__Written problem__:
All material below is to be reproduced exactly.
****************
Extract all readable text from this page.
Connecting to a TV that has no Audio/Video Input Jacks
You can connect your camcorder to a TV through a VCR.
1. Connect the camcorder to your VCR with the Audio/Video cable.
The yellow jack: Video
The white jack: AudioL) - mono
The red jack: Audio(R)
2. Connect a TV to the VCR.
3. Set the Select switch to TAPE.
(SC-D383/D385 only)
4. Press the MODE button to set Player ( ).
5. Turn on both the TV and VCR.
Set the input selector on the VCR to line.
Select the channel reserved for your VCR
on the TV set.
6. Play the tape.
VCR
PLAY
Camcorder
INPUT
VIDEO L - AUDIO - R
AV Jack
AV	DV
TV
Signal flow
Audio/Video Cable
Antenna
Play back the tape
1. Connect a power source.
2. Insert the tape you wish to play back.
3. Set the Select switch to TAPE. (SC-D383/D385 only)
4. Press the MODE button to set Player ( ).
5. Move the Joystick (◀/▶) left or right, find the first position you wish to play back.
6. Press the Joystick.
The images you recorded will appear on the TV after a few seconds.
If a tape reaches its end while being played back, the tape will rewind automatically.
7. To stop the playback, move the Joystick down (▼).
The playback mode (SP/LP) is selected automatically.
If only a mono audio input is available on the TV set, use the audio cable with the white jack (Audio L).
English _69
****************
__Task result__:
Extract all readable text from this page.
Connecting to a TV that has no Audio/Video Input Jacks
You can connect your camcorder to a TV through a VCR.
1. Connect the camcorder to your VCR with the Audio/Video cable.
The yellow jack: Video
The white jack: AudioL) - mono
The red jack: Audio(R)
2. Connect a TV to the VCR.
3. Set the Select switch to TAPE.
(SC-D383/D385 only)
4. Press the MODE button to set Player ( ).
5. Turn on both the TV and VCR.
Set the input selector on the VCR to line.
Select the channel reserved for your VCR
on the TV set.
6. Play the tape.
VCR
PLAY
Camcorder
INPUT
VIDEO L - AUDIO - R
AV Jack
AV	DV
TV
Signal flow
Audio/Video Cable
Antenna
Play back the tape
1. Connect a power source.
2. Insert the tape you wish to play back.
3. Set the Select switch to TAPE. (SC-D383/D385 only)
4. Press the MODE button to set Player ( ).
5. Move the Joystick (◀/▶) left or right, find the first position you wish to play back.
6. Press the Joystick.
The images you recorded will appear on the TV after a few seconds.
If a tape reaches its end while being played back, the tape will rewind automatically.
7. To stop the playback, move the Joystick down (▼).
The playback mode (SP/LP) is selected automatically.
If only a mono audio input is available on the TV set, use the audio cable with the white jack (Audio L).
English _69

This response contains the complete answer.